Omit all images, then return the remaining material exactly as it stands.

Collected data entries
++++++++
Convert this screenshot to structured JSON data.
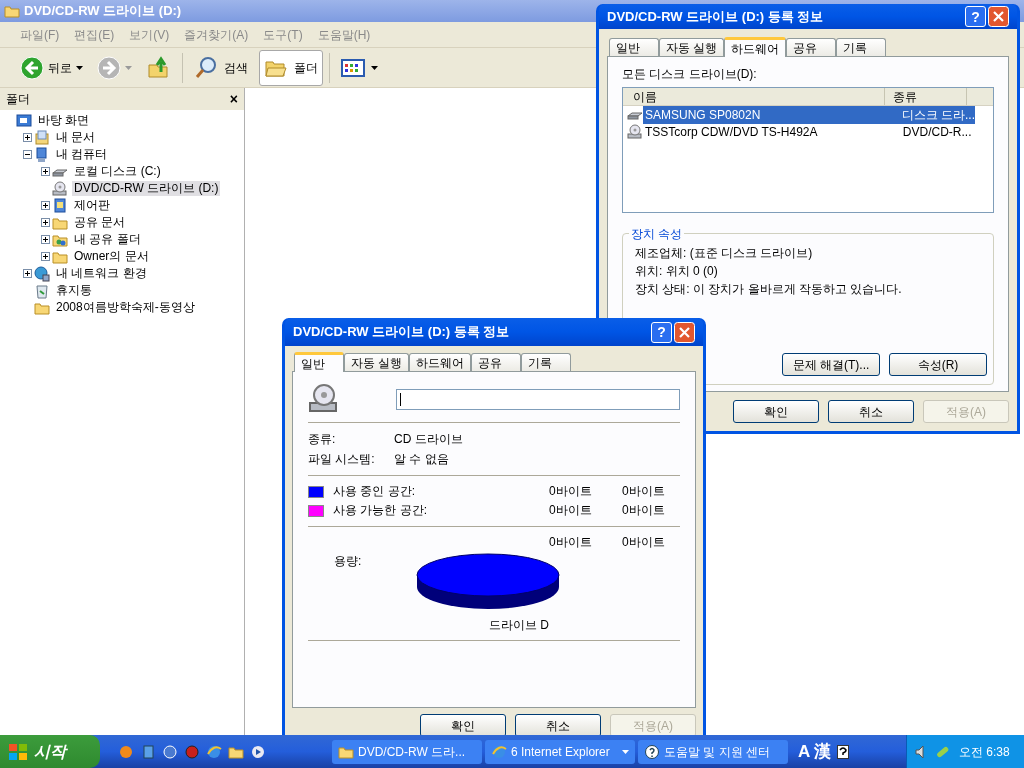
{
  "explorer": {
    "title": "DVD/CD-RW 드라이브 (D:)",
    "menu": [
      "파일(F)",
      "편집(E)",
      "보기(V)",
      "즐겨찾기(A)",
      "도구(T)",
      "도움말(H)"
    ],
    "toolbar": [
      {
        "kind": "back",
        "label": "뒤로",
        "disabled": false
      },
      {
        "kind": "forward",
        "disabled": true
      },
      {
        "kind": "up"
      },
      {
        "kind": "search",
        "label": "검색",
        "selected": false
      },
      {
        "kind": "folders",
        "label": "폴더",
        "selected": true
      },
      {
        "kind": "views"
      }
    ],
    "folder_pane": {
      "title": "폴더",
      "close": "×",
      "tree": [
        {
          "label": "바탕 화면",
          "kind": "desktop",
          "expandable": false,
          "selected": false,
          "children": [
            {
              "label": "내 문서",
              "kind": "documents",
              "expandable": true,
              "expanded": false,
              "selected": false
            },
            {
              "label": "내 컴퓨터",
              "kind": "computer",
              "expandable": true,
              "expanded": true,
              "selected": false,
              "children": [
                {
                  "label": "로컬 디스크 (C:)",
                  "kind": "harddisk",
                  "expandable": true,
                  "expanded": false,
                  "selected": false
                },
                {
                  "label": "DVD/CD-RW 드라이브 (D:)",
                  "kind": "cdrom",
                  "expandable": false,
                  "selected": true
                },
                {
                  "label": "제어판",
                  "kind": "controlpanel",
                  "expandable": true,
                  "expanded": false,
                  "selected": false
                },
                {
                  "label": "공유 문서",
                  "kind": "folder",
                  "expandable": true,
                  "expanded": false,
                  "selected": false
                },
                {
                  "label": "내 공유 폴더",
                  "kind": "sharedfolder",
                  "expandable": true,
                  "expanded": false,
                  "selected": false
                },
                {
                  "label": "Owner의 문서",
                  "kind": "folder",
                  "expandable": true,
                  "expanded": false,
                  "selected": false
                }
              ]
            },
            {
              "label": "내 네트워크 환경",
              "kind": "network",
              "expandable": true,
              "expanded": false,
              "selected": false
            },
            {
              "label": "휴지통",
              "kind": "recyclebin",
              "expandable": false,
              "selected": false
            },
            {
              "label": "2008여름방학숙제-동영상",
              "kind": "folder",
              "expandable": false,
              "selected": false
            }
          ]
        }
      ]
    }
  },
  "hardware_dialog": {
    "title": "DVD/CD-RW 드라이브 (D:) 등록 정보",
    "help": "?",
    "tabs": [
      {
        "label": "일반",
        "selected": false
      },
      {
        "label": "자동 실행",
        "selected": false
      },
      {
        "label": "하드웨어",
        "selected": true
      },
      {
        "label": "공유",
        "selected": false
      },
      {
        "label": "기록",
        "selected": false
      }
    ],
    "list_label": "모든 디스크 드라이브(D):",
    "columns": [
      "이름",
      "종류"
    ],
    "rows": [
      {
        "name": "SAMSUNG SP0802N",
        "type": "디스크 드라...",
        "kind": "harddisk",
        "selected": true
      },
      {
        "name": "TSSTcorp CDW/DVD TS-H492A",
        "type": "DVD/CD-R...",
        "kind": "cdrom",
        "selected": false
      }
    ],
    "group_title": "장치 속성",
    "properties": [
      "제조업체: (표준 디스크 드라이브)",
      "위치: 위치 0 (0)",
      "장치 상태: 이 장치가 올바르게 작동하고 있습니다."
    ],
    "group_buttons": [
      "문제 해결(T)...",
      "속성(R)"
    ],
    "buttons": [
      {
        "label": "확인",
        "disabled": false
      },
      {
        "label": "취소",
        "disabled": false
      },
      {
        "label": "적용(A)",
        "disabled": true
      }
    ]
  },
  "general_dialog": {
    "title": "DVD/CD-RW 드라이브 (D:) 등록 정보",
    "help": "?",
    "tabs": [
      {
        "label": "일반",
        "selected": true
      },
      {
        "label": "자동 실행",
        "selected": false
      },
      {
        "label": "하드웨어",
        "selected": false
      },
      {
        "label": "공유",
        "selected": false
      },
      {
        "label": "기록",
        "selected": false
      }
    ],
    "info": [
      {
        "label": "종류:",
        "value": "CD 드라이브"
      },
      {
        "label": "파일 시스템:",
        "value": "알 수 없음"
      }
    ],
    "space": [
      {
        "label": "사용 중인 공간:",
        "color": "#0000ff",
        "bytes": "0바이트",
        "size": "0바이트"
      },
      {
        "label": "사용 가능한 공간:",
        "color": "#ff00ff",
        "bytes": "0바이트",
        "size": "0바이트"
      }
    ],
    "capacity": {
      "label": "용량:",
      "bytes": "0바이트",
      "size": "0바이트"
    },
    "drive_label": "드라이브 D",
    "buttons": [
      {
        "label": "확인",
        "disabled": false
      },
      {
        "label": "취소",
        "disabled": false
      },
      {
        "label": "적용(A)",
        "disabled": true
      }
    ]
  },
  "taskbar": {
    "start": "시작",
    "quick_launch": [
      {
        "kind": "media"
      },
      {
        "kind": "notepad"
      },
      {
        "kind": "browser"
      },
      {
        "kind": "music"
      },
      {
        "kind": "ie"
      },
      {
        "kind": "folder"
      },
      {
        "kind": "player"
      }
    ],
    "tasks": [
      {
        "label": "DVD/CD-RW 드라...",
        "kind": "folder",
        "selected": false,
        "group": false
      },
      {
        "label": "6 Internet Explorer",
        "kind": "ie",
        "selected": false,
        "group": true
      },
      {
        "label": "도움말 및 지원 센터",
        "kind": "help",
        "selected": false,
        "group": false
      }
    ],
    "language": "A 漢",
    "clock": "오전 6:38"
  }
}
++++++++
## Output below
Convert this screenshot to structured JSON data.
{
  "explorer": {
    "title": "DVD/CD-RW 드라이브 (D:)",
    "menu": [
      "파일(F)",
      "편집(E)",
      "보기(V)",
      "즐겨찾기(A)",
      "도구(T)",
      "도움말(H)"
    ],
    "toolbar": [
      {
        "kind": "back",
        "label": "뒤로",
        "disabled": false
      },
      {
        "kind": "forward",
        "disabled": true
      },
      {
        "kind": "up"
      },
      {
        "kind": "search",
        "label": "검색",
        "selected": false
      },
      {
        "kind": "folders",
        "label": "폴더",
        "selected": true
      },
      {
        "kind": "views"
      }
    ],
    "folder_pane": {
      "title": "폴더",
      "close": "×",
      "tree": [
        {
          "label": "바탕 화면",
          "kind": "desktop",
          "expandable": false,
          "selected": false,
          "children": [
            {
              "label": "내 문서",
              "kind": "documents",
              "expandable": true,
              "expanded": false,
              "selected": false
            },
            {
              "label": "내 컴퓨터",
              "kind": "computer",
              "expandable": true,
              "expanded": true,
              "selected": false,
              "children": [
                {
                  "label": "로컬 디스크 (C:)",
                  "kind": "harddisk",
                  "expandable": true,
                  "expanded": false,
                  "selected": false
                },
                {
                  "label": "DVD/CD-RW 드라이브 (D:)",
                  "kind": "cdrom",
                  "expandable": false,
                  "selected": true
                },
                {
                  "label": "제어판",
                  "kind": "controlpanel",
                  "expandable": true,
                  "expanded": false,
                  "selected": false
                },
                {
                  "label": "공유 문서",
                  "kind": "folder",
                  "expandable": true,
                  "expanded": false,
                  "selected": false
                },
                {
                  "label": "내 공유 폴더",
                  "kind": "sharedfolder",
                  "expandable": true,
                  "expanded": false,
                  "selected": false
                },
                {
                  "label": "Owner의 문서",
                  "kind": "folder",
                  "expandable": true,
                  "expanded": false,
                  "selected": false
                }
              ]
            },
            {
              "label": "내 네트워크 환경",
              "kind": "network",
              "expandable": true,
              "expanded": false,
              "selected": false
            },
            {
              "label": "휴지통",
              "kind": "recyclebin",
              "expandable": false,
              "selected": false
            },
            {
              "label": "2008여름방학숙제-동영상",
              "kind": "folder",
              "expandable": false,
              "selected": false
            }
          ]
        }
      ]
    }
  },
  "hardware_dialog": {
    "title": "DVD/CD-RW 드라이브 (D:) 등록 정보",
    "help": "?",
    "tabs": [
      {
        "label": "일반",
        "selected": false
      },
      {
        "label": "자동 실행",
        "selected": false
      },
      {
        "label": "하드웨어",
        "selected": true
      },
      {
        "label": "공유",
        "selected": false
      },
      {
        "label": "기록",
        "selected": false
      }
    ],
    "list_label": "모든 디스크 드라이브(D):",
    "columns": [
      "이름",
      "종류"
    ],
    "rows": [
      {
        "name": "SAMSUNG SP0802N",
        "type": "디스크 드라...",
        "kind": "harddisk",
        "selected": true
      },
      {
        "name": "TSSTcorp CDW/DVD TS-H492A",
        "type": "DVD/CD-R...",
        "kind": "cdrom",
        "selected": false
      }
    ],
    "group_title": "장치 속성",
    "properties": [
      "제조업체: (표준 디스크 드라이브)",
      "위치: 위치 0 (0)",
      "장치 상태: 이 장치가 올바르게 작동하고 있습니다."
    ],
    "group_buttons": [
      "문제 해결(T)...",
      "속성(R)"
    ],
    "buttons": [
      {
        "label": "확인",
        "disabled": false
      },
      {
        "label": "취소",
        "disabled": false
      },
      {
        "label": "적용(A)",
        "disabled": true
      }
    ]
  },
  "general_dialog": {
    "title": "DVD/CD-RW 드라이브 (D:) 등록 정보",
    "help": "?",
    "tabs": [
      {
        "label": "일반",
        "selected": true
      },
      {
        "label": "자동 실행",
        "selected": false
      },
      {
        "label": "하드웨어",
        "selected": false
      },
      {
        "label": "공유",
        "selected": false
      },
      {
        "label": "기록",
        "selected": false
      }
    ],
    "info": [
      {
        "label": "종류:",
        "value": "CD 드라이브"
      },
      {
        "label": "파일 시스템:",
        "value": "알 수 없음"
      }
    ],
    "space": [
      {
        "label": "사용 중인 공간:",
        "color": "#0000ff",
        "bytes": "0바이트",
        "size": "0바이트"
      },
      {
        "label": "사용 가능한 공간:",
        "color": "#ff00ff",
        "bytes": "0바이트",
        "size": "0바이트"
      }
    ],
    "capacity": {
      "label": "용량:",
      "bytes": "0바이트",
      "size": "0바이트"
    },
    "drive_label": "드라이브 D",
    "buttons": [
      {
        "label": "확인",
        "disabled": false
      },
      {
        "label": "취소",
        "disabled": false
      },
      {
        "label": "적용(A)",
        "disabled": true
      }
    ]
  },
  "taskbar": {
    "start": "시작",
    "quick_launch": [
      {
        "kind": "media"
      },
      {
        "kind": "notepad"
      },
      {
        "kind": "browser"
      },
      {
        "kind": "music"
      },
      {
        "kind": "ie"
      },
      {
        "kind": "folder"
      },
      {
        "kind": "player"
      }
    ],
    "tasks": [
      {
        "label": "DVD/CD-RW 드라...",
        "kind": "folder",
        "selected": false,
        "group": false
      },
      {
        "label": "6 Internet Explorer",
        "kind": "ie",
        "selected": false,
        "group": true
      },
      {
        "label": "도움말 및 지원 센터",
        "kind": "help",
        "selected": false,
        "group": false
      }
    ],
    "language": "A 漢",
    "clock": "오전 6:38"
  }
}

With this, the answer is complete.